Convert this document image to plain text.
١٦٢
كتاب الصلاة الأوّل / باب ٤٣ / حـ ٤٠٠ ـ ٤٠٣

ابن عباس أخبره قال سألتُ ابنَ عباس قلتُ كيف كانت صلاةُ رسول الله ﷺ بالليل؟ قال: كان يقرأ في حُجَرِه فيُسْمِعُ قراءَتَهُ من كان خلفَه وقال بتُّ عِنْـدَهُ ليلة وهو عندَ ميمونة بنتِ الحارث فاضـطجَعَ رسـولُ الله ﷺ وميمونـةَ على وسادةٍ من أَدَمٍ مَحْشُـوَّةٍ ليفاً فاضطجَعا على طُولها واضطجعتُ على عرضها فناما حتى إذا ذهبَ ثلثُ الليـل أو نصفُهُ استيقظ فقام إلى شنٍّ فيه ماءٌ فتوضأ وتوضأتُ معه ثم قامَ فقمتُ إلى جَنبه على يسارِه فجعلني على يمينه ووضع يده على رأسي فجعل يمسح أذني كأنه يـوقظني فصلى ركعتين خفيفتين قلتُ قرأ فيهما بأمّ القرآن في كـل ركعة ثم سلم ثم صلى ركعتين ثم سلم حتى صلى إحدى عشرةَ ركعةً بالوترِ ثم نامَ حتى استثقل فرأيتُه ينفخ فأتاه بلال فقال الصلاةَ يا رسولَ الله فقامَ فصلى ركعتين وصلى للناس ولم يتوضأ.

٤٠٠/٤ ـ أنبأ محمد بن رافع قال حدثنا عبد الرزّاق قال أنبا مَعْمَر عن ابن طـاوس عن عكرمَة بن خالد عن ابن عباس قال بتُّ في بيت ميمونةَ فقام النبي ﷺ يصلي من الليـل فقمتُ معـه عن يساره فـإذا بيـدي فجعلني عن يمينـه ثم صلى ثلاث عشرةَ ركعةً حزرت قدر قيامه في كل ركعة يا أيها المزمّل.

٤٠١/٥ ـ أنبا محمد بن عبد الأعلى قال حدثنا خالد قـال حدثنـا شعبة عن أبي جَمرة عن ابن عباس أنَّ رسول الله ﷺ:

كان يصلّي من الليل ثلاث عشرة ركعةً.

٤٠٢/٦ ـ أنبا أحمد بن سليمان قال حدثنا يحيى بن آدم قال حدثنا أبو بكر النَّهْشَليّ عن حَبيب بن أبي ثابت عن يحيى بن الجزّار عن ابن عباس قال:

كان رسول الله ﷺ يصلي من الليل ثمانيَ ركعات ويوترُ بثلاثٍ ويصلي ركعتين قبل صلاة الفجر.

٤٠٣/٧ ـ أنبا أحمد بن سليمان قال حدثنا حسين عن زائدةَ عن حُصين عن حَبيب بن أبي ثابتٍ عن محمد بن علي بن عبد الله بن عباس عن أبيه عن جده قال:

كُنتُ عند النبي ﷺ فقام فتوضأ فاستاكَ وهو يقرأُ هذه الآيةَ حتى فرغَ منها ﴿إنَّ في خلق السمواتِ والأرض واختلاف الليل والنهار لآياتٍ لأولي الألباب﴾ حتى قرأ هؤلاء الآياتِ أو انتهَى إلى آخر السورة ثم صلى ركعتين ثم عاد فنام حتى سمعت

Exercise instructions: Return each line of the records above exactly as it reads.

Solution for this exercise:
Convert this document image to plain text.
١٦٢
كتاب الصلاة الأوّل / باب ٤٣ / حـ ٤٠٠ ـ ٤٠٣

ابن عباس أخبره قال سألتُ ابنَ عباس قلتُ كيف كانت صلاةُ رسول الله ﷺ بالليل؟ قال: كان يقرأ في حُجَرِه فيُسْمِعُ قراءَتَهُ من كان خلفَه وقال بتُّ عِنْـدَهُ ليلة وهو عندَ ميمونة بنتِ الحارث فاضـطجَعَ رسـولُ الله ﷺ وميمونـةَ على وسادةٍ من أَدَمٍ مَحْشُـوَّةٍ ليفاً فاضطجَعا على طُولها واضطجعتُ على عرضها فناما حتى إذا ذهبَ ثلثُ الليـل أو نصفُهُ استيقظ فقام إلى شنٍّ فيه ماءٌ فتوضأ وتوضأتُ معه ثم قامَ فقمتُ إلى جَنبه على يسارِه فجعلني على يمينه ووضع يده على رأسي فجعل يمسح أذني كأنه يـوقظني فصلى ركعتين خفيفتين قلتُ قرأ فيهما بأمّ القرآن في كـل ركعة ثم سلم ثم صلى ركعتين ثم سلم حتى صلى إحدى عشرةَ ركعةً بالوترِ ثم نامَ حتى استثقل فرأيتُه ينفخ فأتاه بلال فقال الصلاةَ يا رسولَ الله فقامَ فصلى ركعتين وصلى للناس ولم يتوضأ.

٤٠٠/٤ ـ أنبأ محمد بن رافع قال حدثنا عبد الرزّاق قال أنبا مَعْمَر عن ابن طـاوس عن عكرمَة بن خالد عن ابن عباس قال بتُّ في بيت ميمونةَ فقام النبي ﷺ يصلي من الليـل فقمتُ معـه عن يساره فـإذا بيـدي فجعلني عن يمينـه ثم صلى ثلاث عشرةَ ركعةً حزرت قدر قيامه في كل ركعة يا أيها المزمّل.

٤٠١/٥ ـ أنبا محمد بن عبد الأعلى قال حدثنا خالد قـال حدثنـا شعبة عن أبي جَمرة عن ابن عباس أنَّ رسول الله ﷺ:

كان يصلّي من الليل ثلاث عشرة ركعةً.

٤٠٢/٦ ـ أنبا أحمد بن سليمان قال حدثنا يحيى بن آدم قال حدثنا أبو بكر النَّهْشَليّ عن حَبيب بن أبي ثابت عن يحيى بن الجزّار عن ابن عباس قال:

كان رسول الله ﷺ يصلي من الليل ثمانيَ ركعات ويوترُ بثلاثٍ ويصلي ركعتين قبل صلاة الفجر.

٤٠٣/٧ ـ أنبا أحمد بن سليمان قال حدثنا حسين عن زائدةَ عن حُصين عن حَبيب بن أبي ثابتٍ عن محمد بن علي بن عبد الله بن عباس عن أبيه عن جده قال:

كُنتُ عند النبي ﷺ فقام فتوضأ فاستاكَ وهو يقرأُ هذه الآيةَ حتى فرغَ منها ﴿إنَّ في خلق السمواتِ والأرض واختلاف الليل والنهار لآياتٍ لأولي الألباب﴾ حتى قرأ هؤلاء الآياتِ أو انتهَى إلى آخر السورة ثم صلى ركعتين ثم عاد فنام حتى سمعت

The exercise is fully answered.